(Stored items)
┄┄┄┄┄┄┄┄┄┄┄┄┄┄┄┄┄┄┄┄
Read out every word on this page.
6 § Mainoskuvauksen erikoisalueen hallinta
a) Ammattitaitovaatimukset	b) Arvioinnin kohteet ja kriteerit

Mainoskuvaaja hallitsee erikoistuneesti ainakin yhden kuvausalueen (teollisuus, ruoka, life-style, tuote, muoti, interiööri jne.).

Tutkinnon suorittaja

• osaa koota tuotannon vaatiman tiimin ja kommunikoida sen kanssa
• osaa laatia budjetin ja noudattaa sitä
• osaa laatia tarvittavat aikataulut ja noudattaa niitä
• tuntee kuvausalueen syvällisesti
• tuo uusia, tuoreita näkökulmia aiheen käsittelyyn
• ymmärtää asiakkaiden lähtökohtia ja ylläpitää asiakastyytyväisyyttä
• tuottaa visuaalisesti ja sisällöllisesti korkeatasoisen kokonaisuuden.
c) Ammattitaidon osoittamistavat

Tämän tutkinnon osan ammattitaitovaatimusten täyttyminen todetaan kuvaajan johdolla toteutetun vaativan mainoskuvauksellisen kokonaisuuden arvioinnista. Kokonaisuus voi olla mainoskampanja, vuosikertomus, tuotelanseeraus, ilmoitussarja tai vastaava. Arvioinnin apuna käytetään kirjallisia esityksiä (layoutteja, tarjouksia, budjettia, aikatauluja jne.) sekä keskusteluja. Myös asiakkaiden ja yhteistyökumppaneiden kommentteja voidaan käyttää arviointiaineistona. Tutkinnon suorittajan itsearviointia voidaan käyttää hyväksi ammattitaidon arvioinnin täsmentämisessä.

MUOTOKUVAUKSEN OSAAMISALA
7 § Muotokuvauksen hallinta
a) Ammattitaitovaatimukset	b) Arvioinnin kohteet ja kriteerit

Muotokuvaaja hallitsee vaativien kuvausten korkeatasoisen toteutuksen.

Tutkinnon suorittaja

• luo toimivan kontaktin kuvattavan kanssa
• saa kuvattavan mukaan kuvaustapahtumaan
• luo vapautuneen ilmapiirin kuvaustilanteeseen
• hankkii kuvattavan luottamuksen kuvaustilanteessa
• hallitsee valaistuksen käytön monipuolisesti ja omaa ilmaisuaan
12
┄┄┄┄┄┄┄┄┄┄┄┄┄┄┄┄┄┄┄┄
■ **GOAL**
Restate every record exactly, leaving nothing out.

■ **RESPONSE FOR THIS EXERCISE**
Read out every word on this page.
6 § Mainoskuvauksen erikoisalueen hallinta
a) Ammattitaitovaatimukset	b) Arvioinnin kohteet ja kriteerit

Mainoskuvaaja hallitsee erikoistuneesti ainakin yhden kuvausalueen (teollisuus, ruoka, life-style, tuote, muoti, interiööri jne.).

Tutkinnon suorittaja

• osaa koota tuotannon vaatiman tiimin ja kommunikoida sen kanssa
• osaa laatia budjetin ja noudattaa sitä
• osaa laatia tarvittavat aikataulut ja noudattaa niitä
• tuntee kuvausalueen syvällisesti
• tuo uusia, tuoreita näkökulmia aiheen käsittelyyn
• ymmärtää asiakkaiden lähtökohtia ja ylläpitää asiakastyytyväisyyttä
• tuottaa visuaalisesti ja sisällöllisesti korkeatasoisen kokonaisuuden.
c) Ammattitaidon osoittamistavat

Tämän tutkinnon osan ammattitaitovaatimusten täyttyminen todetaan kuvaajan johdolla toteutetun vaativan mainoskuvauksellisen kokonaisuuden arvioinnista. Kokonaisuus voi olla mainoskampanja, vuosikertomus, tuotelanseeraus, ilmoitussarja tai vastaava. Arvioinnin apuna käytetään kirjallisia esityksiä (layoutteja, tarjouksia, budjettia, aikatauluja jne.) sekä keskusteluja. Myös asiakkaiden ja yhteistyökumppaneiden kommentteja voidaan käyttää arviointiaineistona. Tutkinnon suorittajan itsearviointia voidaan käyttää hyväksi ammattitaidon arvioinnin täsmentämisessä.

MUOTOKUVAUKSEN OSAAMISALA
7 § Muotokuvauksen hallinta
a) Ammattitaitovaatimukset	b) Arvioinnin kohteet ja kriteerit

Muotokuvaaja hallitsee vaativien kuvausten korkeatasoisen toteutuksen.

Tutkinnon suorittaja

• luo toimivan kontaktin kuvattavan kanssa
• saa kuvattavan mukaan kuvaustapahtumaan
• luo vapautuneen ilmapiirin kuvaustilanteeseen
• hankkii kuvattavan luottamuksen kuvaustilanteessa
• hallitsee valaistuksen käytön monipuolisesti ja omaa ilmaisuaan
12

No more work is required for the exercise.